» **What needs to be done**:
Reproduce the records word for word, from their first line through the line containing "x-tick-label: 1992 [721,595,751,622]", including that line, and stop there.

» **Exercise inputs**:
╔══
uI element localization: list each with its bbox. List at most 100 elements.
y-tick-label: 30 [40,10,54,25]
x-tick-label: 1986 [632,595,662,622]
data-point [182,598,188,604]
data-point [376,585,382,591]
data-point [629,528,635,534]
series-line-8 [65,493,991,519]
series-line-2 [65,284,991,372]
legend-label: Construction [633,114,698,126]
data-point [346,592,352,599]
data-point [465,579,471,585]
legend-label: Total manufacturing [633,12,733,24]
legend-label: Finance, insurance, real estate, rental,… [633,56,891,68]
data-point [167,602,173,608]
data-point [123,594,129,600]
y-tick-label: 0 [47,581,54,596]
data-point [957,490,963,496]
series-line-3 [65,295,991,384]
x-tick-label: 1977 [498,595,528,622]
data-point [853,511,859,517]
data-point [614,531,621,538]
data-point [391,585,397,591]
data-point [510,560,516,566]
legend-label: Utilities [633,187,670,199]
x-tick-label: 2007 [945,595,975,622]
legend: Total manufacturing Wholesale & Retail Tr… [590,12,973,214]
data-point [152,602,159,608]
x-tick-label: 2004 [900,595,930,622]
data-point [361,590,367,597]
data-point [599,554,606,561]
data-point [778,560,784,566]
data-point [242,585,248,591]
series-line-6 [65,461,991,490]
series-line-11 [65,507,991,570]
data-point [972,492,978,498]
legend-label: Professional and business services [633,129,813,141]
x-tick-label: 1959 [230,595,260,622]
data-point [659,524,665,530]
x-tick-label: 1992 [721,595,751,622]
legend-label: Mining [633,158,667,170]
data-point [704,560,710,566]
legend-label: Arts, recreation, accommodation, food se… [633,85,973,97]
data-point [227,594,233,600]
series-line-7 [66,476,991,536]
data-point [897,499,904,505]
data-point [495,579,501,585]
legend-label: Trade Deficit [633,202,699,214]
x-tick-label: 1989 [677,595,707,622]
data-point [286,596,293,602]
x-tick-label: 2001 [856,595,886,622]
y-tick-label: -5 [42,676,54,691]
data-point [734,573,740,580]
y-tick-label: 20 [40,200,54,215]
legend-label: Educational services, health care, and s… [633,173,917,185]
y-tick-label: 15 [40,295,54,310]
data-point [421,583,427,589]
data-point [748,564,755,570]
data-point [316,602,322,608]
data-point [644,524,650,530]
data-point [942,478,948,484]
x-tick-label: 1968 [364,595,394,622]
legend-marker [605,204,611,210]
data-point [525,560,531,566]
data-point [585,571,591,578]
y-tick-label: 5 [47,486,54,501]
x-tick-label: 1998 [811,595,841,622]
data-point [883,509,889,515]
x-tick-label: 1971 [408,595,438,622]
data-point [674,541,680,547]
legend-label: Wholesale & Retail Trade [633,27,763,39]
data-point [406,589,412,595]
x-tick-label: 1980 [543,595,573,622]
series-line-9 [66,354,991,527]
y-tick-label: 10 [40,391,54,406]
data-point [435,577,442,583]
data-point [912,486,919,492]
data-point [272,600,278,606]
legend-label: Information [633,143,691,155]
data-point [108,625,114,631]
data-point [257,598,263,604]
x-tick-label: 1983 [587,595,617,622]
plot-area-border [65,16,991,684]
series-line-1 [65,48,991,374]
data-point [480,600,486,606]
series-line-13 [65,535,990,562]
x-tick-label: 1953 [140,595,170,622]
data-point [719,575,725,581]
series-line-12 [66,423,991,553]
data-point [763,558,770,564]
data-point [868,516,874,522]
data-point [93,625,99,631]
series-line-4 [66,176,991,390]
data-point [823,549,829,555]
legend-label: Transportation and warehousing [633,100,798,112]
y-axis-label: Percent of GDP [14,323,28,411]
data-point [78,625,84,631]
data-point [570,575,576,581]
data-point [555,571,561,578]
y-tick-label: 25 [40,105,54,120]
╚══
» **Response below**:
uI element localization: list each with its bbox. List at most 100 elements.
y-tick-label: 30 [40,10,54,25]
x-tick-label: 1986 [632,595,662,622]
data-point [182,598,188,604]
data-point [376,585,382,591]
data-point [629,528,635,534]
series-line-8 [65,493,991,519]
series-line-2 [65,284,991,372]
legend-label: Construction [633,114,698,126]
data-point [346,592,352,599]
data-point [465,579,471,585]
legend-label: Total manufacturing [633,12,733,24]
legend-label: Finance, insurance, real estate, rental,… [633,56,891,68]
data-point [167,602,173,608]
data-point [123,594,129,600]
y-tick-label: 0 [47,581,54,596]
data-point [957,490,963,496]
series-line-3 [65,295,991,384]
x-tick-label: 1977 [498,595,528,622]
data-point [853,511,859,517]
data-point [614,531,621,538]
data-point [391,585,397,591]
data-point [510,560,516,566]
legend-label: Utilities [633,187,670,199]
x-tick-label: 2007 [945,595,975,622]
legend: Total manufacturing Wholesale & Retail Tr… [590,12,973,214]
data-point [152,602,159,608]
x-tick-label: 2004 [900,595,930,622]
data-point [361,590,367,597]
data-point [599,554,606,561]
data-point [778,560,784,566]
data-point [242,585,248,591]
series-line-6 [65,461,991,490]
series-line-11 [65,507,991,570]
data-point [972,492,978,498]
legend-label: Professional and business services [633,129,813,141]
x-tick-label: 1959 [230,595,260,622]
data-point [659,524,665,530]
x-tick-label: 1992 [721,595,751,622]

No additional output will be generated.